— BEGIN Listed records —

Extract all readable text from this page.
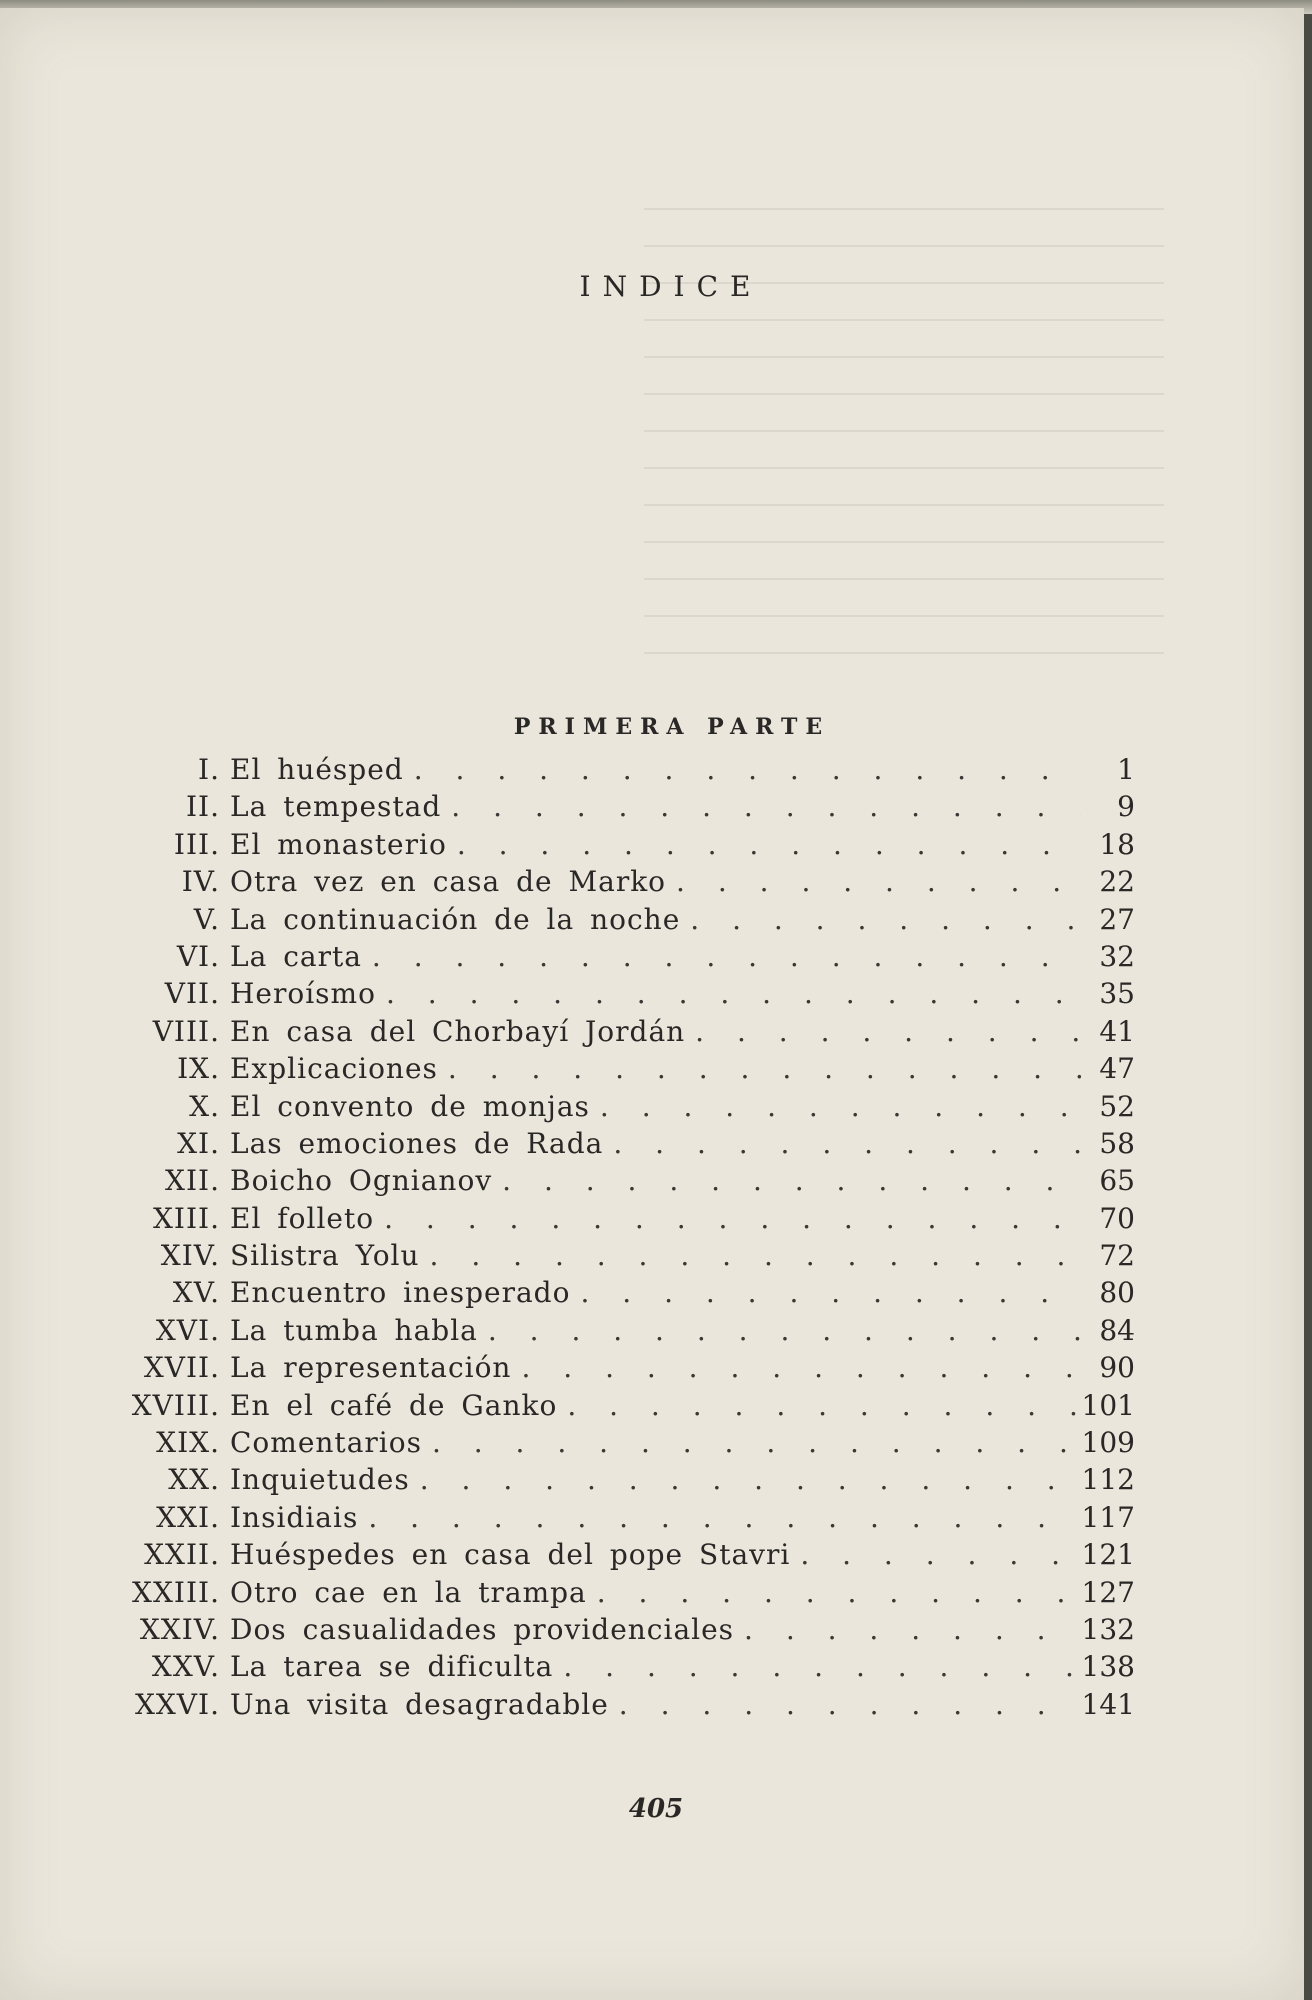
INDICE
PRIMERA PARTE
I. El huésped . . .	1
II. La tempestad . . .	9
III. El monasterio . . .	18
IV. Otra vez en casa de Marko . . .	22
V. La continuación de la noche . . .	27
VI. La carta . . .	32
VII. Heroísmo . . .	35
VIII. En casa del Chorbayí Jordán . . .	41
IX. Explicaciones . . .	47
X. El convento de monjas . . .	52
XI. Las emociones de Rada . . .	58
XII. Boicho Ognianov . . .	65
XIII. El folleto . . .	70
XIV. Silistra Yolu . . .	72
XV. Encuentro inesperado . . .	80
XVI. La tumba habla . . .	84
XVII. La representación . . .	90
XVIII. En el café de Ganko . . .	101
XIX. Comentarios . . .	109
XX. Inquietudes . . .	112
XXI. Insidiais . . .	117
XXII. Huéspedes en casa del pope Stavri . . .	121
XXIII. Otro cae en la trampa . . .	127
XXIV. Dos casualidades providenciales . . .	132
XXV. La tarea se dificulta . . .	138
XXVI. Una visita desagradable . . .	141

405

— END Listed records —

What is needed →
Each line of the material must be retyped exactly, except that images are omitted.

Result of this task →
Extract all readable text from this page.
INDICE
PRIMERA PARTE
I. El huésped . . .	1
II. La tempestad . . .	9
III. El monasterio . . .	18
IV. Otra vez en casa de Marko . . .	22
V. La continuación de la noche . . .	27
VI. La carta . . .	32
VII. Heroísmo . . .	35
VIII. En casa del Chorbayí Jordán . . .	41
IX. Explicaciones . . .	47
X. El convento de monjas . . .	52
XI. Las emociones de Rada . . .	58
XII. Boicho Ognianov . . .	65
XIII. El folleto . . .	70
XIV. Silistra Yolu . . .	72
XV. Encuentro inesperado . . .	80
XVI. La tumba habla . . .	84
XVII. La representación . . .	90
XVIII. En el café de Ganko . . .	101
XIX. Comentarios . . .	109
XX. Inquietudes . . .	112
XXI. Insidiais . . .	117
XXII. Huéspedes en casa del pope Stavri . . .	121
XXIII. Otro cae en la trampa . . .	127
XXIV. Dos casualidades providenciales . . .	132
XXV. La tarea se dificulta . . .	138
XXVI. Una visita desagradable . . .	141

405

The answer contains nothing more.